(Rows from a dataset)
:::::
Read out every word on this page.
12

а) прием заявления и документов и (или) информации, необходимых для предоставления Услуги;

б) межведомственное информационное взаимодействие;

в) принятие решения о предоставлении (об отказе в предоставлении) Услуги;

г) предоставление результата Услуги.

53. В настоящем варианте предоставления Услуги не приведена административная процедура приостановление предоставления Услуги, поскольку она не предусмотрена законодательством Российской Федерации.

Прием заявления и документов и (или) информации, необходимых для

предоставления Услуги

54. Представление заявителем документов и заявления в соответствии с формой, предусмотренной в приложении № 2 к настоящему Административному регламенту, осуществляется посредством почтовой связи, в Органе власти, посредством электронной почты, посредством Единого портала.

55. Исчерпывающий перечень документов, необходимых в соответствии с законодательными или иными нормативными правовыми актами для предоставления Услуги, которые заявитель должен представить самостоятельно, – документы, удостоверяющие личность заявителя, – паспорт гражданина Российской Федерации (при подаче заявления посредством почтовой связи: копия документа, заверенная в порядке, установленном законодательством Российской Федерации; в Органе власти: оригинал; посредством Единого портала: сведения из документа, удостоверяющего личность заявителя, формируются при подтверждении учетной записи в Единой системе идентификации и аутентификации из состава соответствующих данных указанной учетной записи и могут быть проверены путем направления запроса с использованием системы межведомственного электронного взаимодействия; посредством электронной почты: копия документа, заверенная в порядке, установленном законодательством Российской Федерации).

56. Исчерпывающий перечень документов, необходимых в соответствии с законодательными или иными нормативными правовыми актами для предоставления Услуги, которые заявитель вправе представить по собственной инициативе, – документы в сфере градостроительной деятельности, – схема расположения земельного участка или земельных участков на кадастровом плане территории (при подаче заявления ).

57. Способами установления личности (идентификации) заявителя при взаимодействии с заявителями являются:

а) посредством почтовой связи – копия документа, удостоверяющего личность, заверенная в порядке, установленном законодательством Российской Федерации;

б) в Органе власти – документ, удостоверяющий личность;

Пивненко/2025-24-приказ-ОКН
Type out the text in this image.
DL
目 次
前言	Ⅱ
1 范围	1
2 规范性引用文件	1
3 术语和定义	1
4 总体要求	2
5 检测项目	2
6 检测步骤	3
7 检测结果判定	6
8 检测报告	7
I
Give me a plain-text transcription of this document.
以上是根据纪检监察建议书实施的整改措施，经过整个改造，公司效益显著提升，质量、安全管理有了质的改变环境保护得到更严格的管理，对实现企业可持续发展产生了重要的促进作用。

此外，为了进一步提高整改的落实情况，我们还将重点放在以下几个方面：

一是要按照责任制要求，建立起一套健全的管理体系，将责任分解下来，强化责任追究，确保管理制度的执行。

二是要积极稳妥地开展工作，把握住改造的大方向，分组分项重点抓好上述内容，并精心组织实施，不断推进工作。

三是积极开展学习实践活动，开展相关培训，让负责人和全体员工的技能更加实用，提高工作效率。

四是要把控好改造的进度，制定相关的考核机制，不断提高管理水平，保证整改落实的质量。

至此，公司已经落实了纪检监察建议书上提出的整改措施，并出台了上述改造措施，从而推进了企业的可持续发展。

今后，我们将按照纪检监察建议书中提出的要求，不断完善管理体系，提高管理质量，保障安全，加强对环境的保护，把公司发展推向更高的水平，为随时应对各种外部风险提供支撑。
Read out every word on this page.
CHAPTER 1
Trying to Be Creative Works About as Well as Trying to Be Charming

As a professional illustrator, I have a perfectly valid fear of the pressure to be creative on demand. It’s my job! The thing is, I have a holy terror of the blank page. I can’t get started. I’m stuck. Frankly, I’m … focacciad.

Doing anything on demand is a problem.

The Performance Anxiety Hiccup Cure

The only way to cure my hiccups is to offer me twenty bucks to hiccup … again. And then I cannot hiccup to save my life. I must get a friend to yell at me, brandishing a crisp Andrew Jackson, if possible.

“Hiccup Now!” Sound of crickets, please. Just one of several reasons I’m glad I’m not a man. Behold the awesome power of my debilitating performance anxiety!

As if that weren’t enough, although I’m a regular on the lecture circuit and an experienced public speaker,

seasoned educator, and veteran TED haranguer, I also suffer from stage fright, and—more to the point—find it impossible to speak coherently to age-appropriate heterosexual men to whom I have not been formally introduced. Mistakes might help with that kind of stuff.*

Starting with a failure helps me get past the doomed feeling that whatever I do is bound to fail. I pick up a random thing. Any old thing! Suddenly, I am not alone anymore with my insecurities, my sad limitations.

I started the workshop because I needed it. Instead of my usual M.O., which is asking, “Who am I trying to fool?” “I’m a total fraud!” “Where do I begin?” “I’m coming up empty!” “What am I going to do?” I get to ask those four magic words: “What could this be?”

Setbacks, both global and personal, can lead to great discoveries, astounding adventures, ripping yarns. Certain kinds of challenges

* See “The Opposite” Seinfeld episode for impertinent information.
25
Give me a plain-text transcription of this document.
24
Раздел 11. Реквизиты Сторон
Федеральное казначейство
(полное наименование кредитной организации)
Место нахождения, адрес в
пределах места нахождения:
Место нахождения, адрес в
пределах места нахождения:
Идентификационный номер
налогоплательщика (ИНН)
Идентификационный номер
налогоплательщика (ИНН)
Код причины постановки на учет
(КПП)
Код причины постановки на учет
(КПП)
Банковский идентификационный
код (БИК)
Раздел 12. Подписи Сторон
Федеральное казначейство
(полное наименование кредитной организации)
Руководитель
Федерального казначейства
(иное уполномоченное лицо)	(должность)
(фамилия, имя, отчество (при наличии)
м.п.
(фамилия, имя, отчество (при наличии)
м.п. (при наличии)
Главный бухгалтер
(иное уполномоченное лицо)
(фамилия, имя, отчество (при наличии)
:::::
## [Task prompt]
Pick out all lines from the data above in which the word "Раздел" appears.

## [Solution to the problem]
Раздел 11. Реквизиты Сторон
Раздел 12. Подписи Сторон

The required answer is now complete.